--- Supplied entries ---

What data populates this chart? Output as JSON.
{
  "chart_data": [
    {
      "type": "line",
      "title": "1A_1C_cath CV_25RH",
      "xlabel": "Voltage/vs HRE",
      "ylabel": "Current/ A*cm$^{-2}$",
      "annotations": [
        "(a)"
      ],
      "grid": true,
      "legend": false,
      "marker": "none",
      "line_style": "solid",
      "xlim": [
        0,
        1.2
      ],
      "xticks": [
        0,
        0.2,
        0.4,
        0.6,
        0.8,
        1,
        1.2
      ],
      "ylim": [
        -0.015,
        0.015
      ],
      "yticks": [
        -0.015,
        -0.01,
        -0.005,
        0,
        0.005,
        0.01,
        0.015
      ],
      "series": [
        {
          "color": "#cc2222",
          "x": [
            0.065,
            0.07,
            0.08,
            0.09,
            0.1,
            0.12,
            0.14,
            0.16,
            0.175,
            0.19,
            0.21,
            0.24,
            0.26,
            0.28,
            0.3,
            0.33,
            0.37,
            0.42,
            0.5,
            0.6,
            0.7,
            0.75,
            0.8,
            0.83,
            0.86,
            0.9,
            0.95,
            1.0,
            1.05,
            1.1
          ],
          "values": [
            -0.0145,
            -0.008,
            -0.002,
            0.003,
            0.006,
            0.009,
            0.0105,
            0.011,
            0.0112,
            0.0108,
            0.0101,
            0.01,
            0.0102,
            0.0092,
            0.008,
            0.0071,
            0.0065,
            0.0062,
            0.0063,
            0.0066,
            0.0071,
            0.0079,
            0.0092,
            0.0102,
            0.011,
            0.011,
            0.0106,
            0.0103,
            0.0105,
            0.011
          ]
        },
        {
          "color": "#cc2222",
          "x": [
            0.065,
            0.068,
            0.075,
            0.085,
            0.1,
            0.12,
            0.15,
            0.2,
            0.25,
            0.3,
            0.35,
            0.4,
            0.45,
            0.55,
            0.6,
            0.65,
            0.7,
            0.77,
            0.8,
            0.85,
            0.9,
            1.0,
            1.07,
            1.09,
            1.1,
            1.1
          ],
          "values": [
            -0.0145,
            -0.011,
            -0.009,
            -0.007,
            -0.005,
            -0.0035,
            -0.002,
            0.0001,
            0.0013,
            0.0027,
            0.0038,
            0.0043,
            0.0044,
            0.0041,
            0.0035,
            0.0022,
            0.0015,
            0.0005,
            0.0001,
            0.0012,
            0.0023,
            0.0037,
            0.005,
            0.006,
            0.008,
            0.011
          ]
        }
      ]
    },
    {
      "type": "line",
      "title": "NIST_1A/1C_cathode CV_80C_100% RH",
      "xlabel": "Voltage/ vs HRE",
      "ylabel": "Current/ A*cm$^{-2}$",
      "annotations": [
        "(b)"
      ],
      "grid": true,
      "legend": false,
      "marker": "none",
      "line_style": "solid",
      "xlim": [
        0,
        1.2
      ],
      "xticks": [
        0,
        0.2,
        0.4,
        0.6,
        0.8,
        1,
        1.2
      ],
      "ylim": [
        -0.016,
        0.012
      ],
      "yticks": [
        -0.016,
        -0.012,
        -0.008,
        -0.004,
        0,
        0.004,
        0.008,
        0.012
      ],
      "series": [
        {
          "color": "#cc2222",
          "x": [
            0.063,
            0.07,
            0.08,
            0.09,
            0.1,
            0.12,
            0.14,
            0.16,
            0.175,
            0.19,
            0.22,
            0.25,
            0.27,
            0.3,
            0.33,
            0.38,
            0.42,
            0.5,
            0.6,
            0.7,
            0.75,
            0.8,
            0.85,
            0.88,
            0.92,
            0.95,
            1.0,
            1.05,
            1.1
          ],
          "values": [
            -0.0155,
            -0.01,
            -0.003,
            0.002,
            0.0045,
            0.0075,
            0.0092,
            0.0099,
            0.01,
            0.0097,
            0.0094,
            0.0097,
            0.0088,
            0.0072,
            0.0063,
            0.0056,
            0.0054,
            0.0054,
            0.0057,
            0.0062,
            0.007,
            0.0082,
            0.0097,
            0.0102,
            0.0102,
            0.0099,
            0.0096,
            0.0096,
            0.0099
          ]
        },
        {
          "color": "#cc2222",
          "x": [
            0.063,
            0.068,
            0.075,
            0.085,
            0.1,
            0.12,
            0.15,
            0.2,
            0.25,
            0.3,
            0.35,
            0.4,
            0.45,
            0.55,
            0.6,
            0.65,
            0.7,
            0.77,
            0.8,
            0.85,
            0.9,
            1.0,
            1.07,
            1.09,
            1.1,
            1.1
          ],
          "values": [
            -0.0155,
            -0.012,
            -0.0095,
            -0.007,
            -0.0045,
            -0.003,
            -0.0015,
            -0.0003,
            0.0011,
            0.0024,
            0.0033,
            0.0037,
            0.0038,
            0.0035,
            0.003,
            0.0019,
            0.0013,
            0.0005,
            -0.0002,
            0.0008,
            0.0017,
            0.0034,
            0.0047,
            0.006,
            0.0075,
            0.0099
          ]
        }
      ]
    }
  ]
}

---

What is being asked: Write out every line of the records exactly.

Answer to this exercise:
What data populates this chart? Output as JSON.
{
  "chart_data": [
    {
      "type": "line",
      "title": "1A_1C_cath CV_25RH",
      "xlabel": "Voltage/vs HRE",
      "ylabel": "Current/ A*cm$^{-2}$",
      "annotations": [
        "(a)"
      ],
      "grid": true,
      "legend": false,
      "marker": "none",
      "line_style": "solid",
      "xlim": [
        0,
        1.2
      ],
      "xticks": [
        0,
        0.2,
        0.4,
        0.6,
        0.8,
        1,
        1.2
      ],
      "ylim": [
        -0.015,
        0.015
      ],
      "yticks": [
        -0.015,
        -0.01,
        -0.005,
        0,
        0.005,
        0.01,
        0.015
      ],
      "series": [
        {
          "color": "#cc2222",
          "x": [
            0.065,
            0.07,
            0.08,
            0.09,
            0.1,
            0.12,
            0.14,
            0.16,
            0.175,
            0.19,
            0.21,
            0.24,
            0.26,
            0.28,
            0.3,
            0.33,
            0.37,
            0.42,
            0.5,
            0.6,
            0.7,
            0.75,
            0.8,
            0.83,
            0.86,
            0.9,
            0.95,
            1.0,
            1.05,
            1.1
          ],
          "values": [
            -0.0145,
            -0.008,
            -0.002,
            0.003,
            0.006,
            0.009,
            0.0105,
            0.011,
            0.0112,
            0.0108,
            0.0101,
            0.01,
            0.0102,
            0.0092,
            0.008,
            0.0071,
            0.0065,
            0.0062,
            0.0063,
            0.0066,
            0.0071,
            0.0079,
            0.0092,
            0.0102,
            0.011,
            0.011,
            0.0106,
            0.0103,
            0.0105,
            0.011
          ]
        },
        {
          "color": "#cc2222",
          "x": [
            0.065,
            0.068,
            0.075,
            0.085,
            0.1,
            0.12,
            0.15,
            0.2,
            0.25,
            0.3,
            0.35,
            0.4,
            0.45,
            0.55,
            0.6,
            0.65,
            0.7,
            0.77,
            0.8,
            0.85,
            0.9,
            1.0,
            1.07,
            1.09,
            1.1,
            1.1
          ],
          "values": [
            -0.0145,
            -0.011,
            -0.009,
            -0.007,
            -0.005,
            -0.0035,
            -0.002,
            0.0001,
            0.0013,
            0.0027,
            0.0038,
            0.0043,
            0.0044,
            0.0041,
            0.0035,
            0.0022,
            0.0015,
            0.0005,
            0.0001,
            0.0012,
            0.0023,
            0.0037,
            0.005,
            0.006,
            0.008,
            0.011
          ]
        }
      ]
    },
    {
      "type": "line",
      "title": "NIST_1A/1C_cathode CV_80C_100% RH",
      "xlabel": "Voltage/ vs HRE",
      "ylabel": "Current/ A*cm$^{-2}$",
      "annotations": [
        "(b)"
      ],
      "grid": true,
      "legend": false,
      "marker": "none",
      "line_style": "solid",
      "xlim": [
        0,
        1.2
      ],
      "xticks": [
        0,
        0.2,
        0.4,
        0.6,
        0.8,
        1,
        1.2
      ],
      "ylim": [
        -0.016,
        0.012
      ],
      "yticks": [
        -0.016,
        -0.012,
        -0.008,
        -0.004,
        0,
        0.004,
        0.008,
        0.012
      ],
      "series": [
        {
          "color": "#cc2222",
          "x": [
            0.063,
            0.07,
            0.08,
            0.09,
            0.1,
            0.12,
            0.14,
            0.16,
            0.175,
            0.19,
            0.22,
            0.25,
            0.27,
            0.3,
            0.33,
            0.38,
            0.42,
            0.5,
            0.6,
            0.7,
            0.75,
            0.8,
            0.85,
            0.88,
            0.92,
            0.95,
            1.0,
            1.05,
            1.1
          ],
          "values": [
            -0.0155,
            -0.01,
            -0.003,
            0.002,
            0.0045,
            0.0075,
            0.0092,
            0.0099,
            0.01,
            0.0097,
            0.0094,
            0.0097,
            0.0088,
            0.0072,
            0.0063,
            0.0056,
            0.0054,
            0.0054,
            0.0057,
            0.0062,
            0.007,
            0.0082,
            0.0097,
            0.0102,
            0.0102,
            0.0099,
            0.0096,
            0.0096,
            0.0099
          ]
        },
        {
          "color": "#cc2222",
          "x": [
            0.063,
            0.068,
            0.075,
            0.085,
            0.1,
            0.12,
            0.15,
            0.2,
            0.25,
            0.3,
            0.35,
            0.4,
            0.45,
            0.55,
            0.6,
            0.65,
            0.7,
            0.77,
            0.8,
            0.85,
            0.9,
            1.0,
            1.07,
            1.09,
            1.1,
            1.1
          ],
          "values": [
            -0.0155,
            -0.012,
            -0.0095,
            -0.007,
            -0.0045,
            -0.003,
            -0.0015,
            -0.0003,
            0.0011,
            0.0024,
            0.0033,
            0.0037,
            0.0038,
            0.0035,
            0.003,
            0.0019,
            0.0013,
            0.0005,
            -0.0002,
            0.0008,
            0.0017,
            0.0034,
            0.0047,
            0.006,
            0.0075,
            0.0099
          ]
        }
      ]
    }
  ]
}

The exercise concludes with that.